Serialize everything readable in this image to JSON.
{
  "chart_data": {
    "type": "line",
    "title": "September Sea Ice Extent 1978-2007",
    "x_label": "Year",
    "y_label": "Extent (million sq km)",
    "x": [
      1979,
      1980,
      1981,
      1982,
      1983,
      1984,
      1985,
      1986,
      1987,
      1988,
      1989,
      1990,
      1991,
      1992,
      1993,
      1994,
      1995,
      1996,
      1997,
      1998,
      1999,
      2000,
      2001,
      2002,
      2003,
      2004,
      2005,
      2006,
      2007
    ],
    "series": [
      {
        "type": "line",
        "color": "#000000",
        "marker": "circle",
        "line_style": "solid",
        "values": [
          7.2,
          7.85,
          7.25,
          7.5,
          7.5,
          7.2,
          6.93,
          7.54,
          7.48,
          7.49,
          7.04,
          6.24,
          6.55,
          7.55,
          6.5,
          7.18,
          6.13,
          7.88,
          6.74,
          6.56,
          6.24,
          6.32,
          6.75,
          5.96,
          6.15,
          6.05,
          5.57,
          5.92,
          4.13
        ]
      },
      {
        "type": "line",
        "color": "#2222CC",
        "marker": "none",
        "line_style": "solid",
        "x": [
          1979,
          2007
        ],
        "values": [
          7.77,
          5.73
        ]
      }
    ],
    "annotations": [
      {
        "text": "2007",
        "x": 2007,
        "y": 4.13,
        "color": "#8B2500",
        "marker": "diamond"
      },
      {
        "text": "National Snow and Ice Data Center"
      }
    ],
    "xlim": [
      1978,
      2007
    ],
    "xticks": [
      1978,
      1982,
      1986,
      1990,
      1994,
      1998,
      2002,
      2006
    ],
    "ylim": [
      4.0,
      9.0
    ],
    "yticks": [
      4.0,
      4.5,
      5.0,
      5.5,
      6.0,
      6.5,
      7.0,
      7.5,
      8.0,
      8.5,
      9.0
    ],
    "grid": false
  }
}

--

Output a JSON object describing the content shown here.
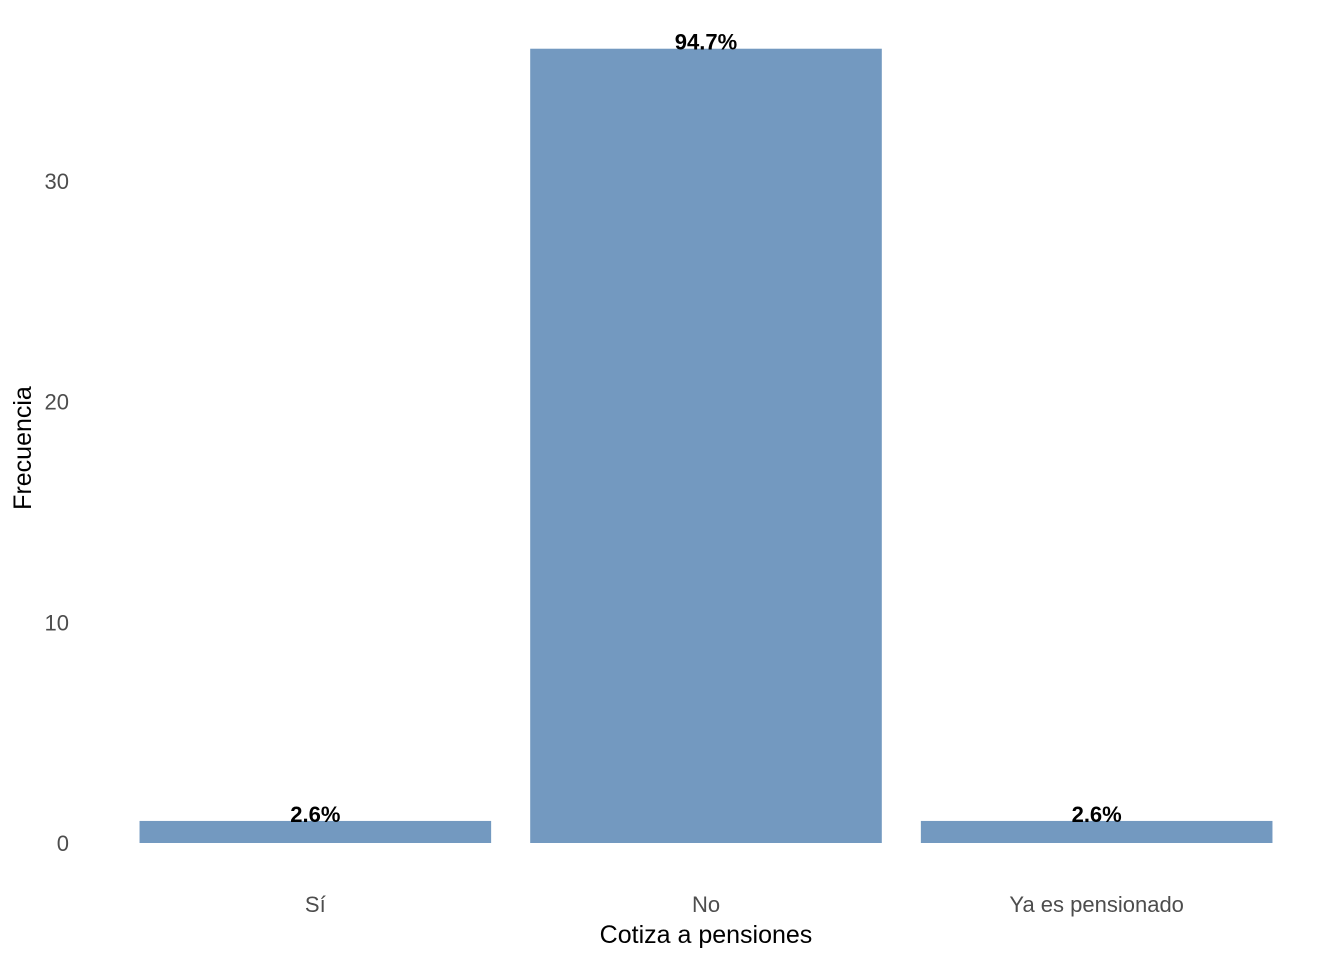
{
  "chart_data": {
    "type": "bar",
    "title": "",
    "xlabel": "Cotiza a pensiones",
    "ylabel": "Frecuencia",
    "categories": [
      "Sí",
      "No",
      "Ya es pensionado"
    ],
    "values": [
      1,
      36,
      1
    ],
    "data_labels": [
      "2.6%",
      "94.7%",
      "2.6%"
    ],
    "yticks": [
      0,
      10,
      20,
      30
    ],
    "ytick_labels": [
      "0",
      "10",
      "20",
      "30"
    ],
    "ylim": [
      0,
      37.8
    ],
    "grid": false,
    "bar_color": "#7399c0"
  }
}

---

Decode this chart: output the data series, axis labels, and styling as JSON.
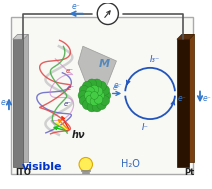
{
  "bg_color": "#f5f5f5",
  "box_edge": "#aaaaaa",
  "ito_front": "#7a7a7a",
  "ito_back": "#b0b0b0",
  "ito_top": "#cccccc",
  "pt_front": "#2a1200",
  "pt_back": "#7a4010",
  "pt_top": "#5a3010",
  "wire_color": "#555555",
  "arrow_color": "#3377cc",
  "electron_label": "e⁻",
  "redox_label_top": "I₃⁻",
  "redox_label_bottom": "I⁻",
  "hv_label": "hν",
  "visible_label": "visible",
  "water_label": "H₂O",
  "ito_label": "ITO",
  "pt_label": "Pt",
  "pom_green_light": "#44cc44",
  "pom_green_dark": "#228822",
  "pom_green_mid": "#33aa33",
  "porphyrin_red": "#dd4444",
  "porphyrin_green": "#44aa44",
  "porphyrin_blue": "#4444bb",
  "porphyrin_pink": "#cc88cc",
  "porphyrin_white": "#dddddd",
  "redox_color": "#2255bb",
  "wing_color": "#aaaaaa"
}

- [To do]: Find all the lines containing "text" in the material, then copy them.

- [Answer to the problem]:
        "text": "2007",
        "text": "National Snow and Ice Data Center"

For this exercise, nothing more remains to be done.